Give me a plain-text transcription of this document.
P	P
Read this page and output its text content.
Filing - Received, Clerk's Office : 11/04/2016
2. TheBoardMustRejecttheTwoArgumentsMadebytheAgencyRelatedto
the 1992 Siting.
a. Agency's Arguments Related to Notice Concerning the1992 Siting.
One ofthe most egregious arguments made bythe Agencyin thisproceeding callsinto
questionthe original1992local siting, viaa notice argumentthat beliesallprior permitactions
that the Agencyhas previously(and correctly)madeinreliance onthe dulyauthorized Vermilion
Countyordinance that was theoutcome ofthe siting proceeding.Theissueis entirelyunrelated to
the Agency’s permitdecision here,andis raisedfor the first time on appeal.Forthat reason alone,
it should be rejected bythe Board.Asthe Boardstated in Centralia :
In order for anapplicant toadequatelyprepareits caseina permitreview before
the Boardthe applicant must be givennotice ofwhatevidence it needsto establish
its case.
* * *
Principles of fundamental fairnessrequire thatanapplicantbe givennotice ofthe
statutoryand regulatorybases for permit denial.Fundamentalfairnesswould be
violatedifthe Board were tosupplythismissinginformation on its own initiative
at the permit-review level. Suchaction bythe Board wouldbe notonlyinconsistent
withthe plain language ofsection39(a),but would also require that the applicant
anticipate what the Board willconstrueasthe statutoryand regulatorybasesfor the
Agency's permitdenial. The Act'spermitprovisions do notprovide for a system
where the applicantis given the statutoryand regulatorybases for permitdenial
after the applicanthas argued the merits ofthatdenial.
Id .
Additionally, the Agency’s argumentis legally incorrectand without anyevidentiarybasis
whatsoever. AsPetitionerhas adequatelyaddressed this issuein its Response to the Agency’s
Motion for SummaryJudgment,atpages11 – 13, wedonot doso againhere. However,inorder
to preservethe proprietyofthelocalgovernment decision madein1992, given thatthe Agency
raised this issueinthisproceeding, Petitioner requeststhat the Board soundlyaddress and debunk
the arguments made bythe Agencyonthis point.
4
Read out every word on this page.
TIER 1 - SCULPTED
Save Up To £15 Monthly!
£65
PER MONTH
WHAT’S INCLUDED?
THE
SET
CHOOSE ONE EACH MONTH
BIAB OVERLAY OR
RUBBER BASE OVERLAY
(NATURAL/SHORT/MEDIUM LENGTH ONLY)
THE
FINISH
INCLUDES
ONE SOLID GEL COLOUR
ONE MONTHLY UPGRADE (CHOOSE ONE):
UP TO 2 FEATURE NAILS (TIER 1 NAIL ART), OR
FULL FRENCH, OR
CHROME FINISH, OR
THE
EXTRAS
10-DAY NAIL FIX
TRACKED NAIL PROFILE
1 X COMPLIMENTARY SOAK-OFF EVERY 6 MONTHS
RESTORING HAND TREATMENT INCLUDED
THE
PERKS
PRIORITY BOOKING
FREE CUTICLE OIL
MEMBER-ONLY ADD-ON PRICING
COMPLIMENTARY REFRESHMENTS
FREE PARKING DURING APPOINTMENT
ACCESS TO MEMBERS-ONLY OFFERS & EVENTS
★ ★ ★ ★ ★ ★ ★
Extract all the entries word for word.

Give me a plain-text transcription of this document.
P	P
Read this page and output its text content.
Filing - Received, Clerk's Office : 11/04/2016
2. TheBoardMustRejecttheTwoArgumentsMadebytheAgencyRelatedto
the 1992 Siting.
a. Agency's Arguments Related to Notice Concerning the1992 Siting.
One ofthe most egregious arguments made bythe Agencyin thisproceeding callsinto
questionthe original1992local siting, viaa notice argumentthat beliesallprior permitactions
that the Agencyhas previously(and correctly)madeinreliance onthe dulyauthorized Vermilion
Countyordinance that was theoutcome ofthe siting proceeding.Theissueis entirelyunrelated to
the Agency’s permitdecision here,andis raisedfor the first time on appeal.Forthat reason alone,
it should be rejected bythe Board.Asthe Boardstated in Centralia :
In order for anapplicant toadequatelyprepareits caseina permitreview before
the Boardthe applicant must be givennotice ofwhatevidence it needsto establish
its case.
* * *
Principles of fundamental fairnessrequire thatanapplicantbe givennotice ofthe
statutoryand regulatorybases for permit denial.Fundamentalfairnesswould be
violatedifthe Board were tosupplythismissinginformation on its own initiative
at the permit-review level. Suchaction bythe Board wouldbe notonlyinconsistent
withthe plain language ofsection39(a),but would also require that the applicant
anticipate what the Board willconstrueasthe statutoryand regulatorybasesfor the
Agency's permitdenial. The Act'spermitprovisions do notprovide for a system
where the applicantis given the statutoryand regulatorybases for permitdenial
after the applicanthas argued the merits ofthatdenial.
Id .
Additionally, the Agency’s argumentis legally incorrectand without anyevidentiarybasis
whatsoever. AsPetitionerhas adequatelyaddressed this issuein its Response to the Agency’s
Motion for SummaryJudgment,atpages11 – 13, wedonot doso againhere. However,inorder
to preservethe proprietyofthelocalgovernment decision madein1992, given thatthe Agency
raised this issueinthisproceeding, Petitioner requeststhat the Board soundlyaddress and debunk
the arguments made bythe Agencyonthis point.
4
Read out every word on this page.
TIER 1 - SCULPTED
Save Up To £15 Monthly!
£65
PER MONTH
WHAT’S INCLUDED?
THE
SET
CHOOSE ONE EACH MONTH
BIAB OVERLAY OR
RUBBER BASE OVERLAY
(NATURAL/SHORT/MEDIUM LENGTH ONLY)
THE
FINISH
INCLUDES
ONE SOLID GEL COLOUR
ONE MONTHLY UPGRADE (CHOOSE ONE):
UP TO 2 FEATURE NAILS (TIER 1 NAIL ART), OR
FULL FRENCH, OR
CHROME FINISH, OR
THE
EXTRAS
10-DAY NAIL FIX
TRACKED NAIL PROFILE
1 X COMPLIMENTARY SOAK-OFF EVERY 6 MONTHS
RESTORING HAND TREATMENT INCLUDED
THE
PERKS
PRIORITY BOOKING
FREE CUTICLE OIL
MEMBER-ONLY ADD-ON PRICING
COMPLIMENTARY REFRESHMENTS
FREE PARKING DURING APPOINTMENT
ACCESS TO MEMBERS-ONLY OFFERS & EVENTS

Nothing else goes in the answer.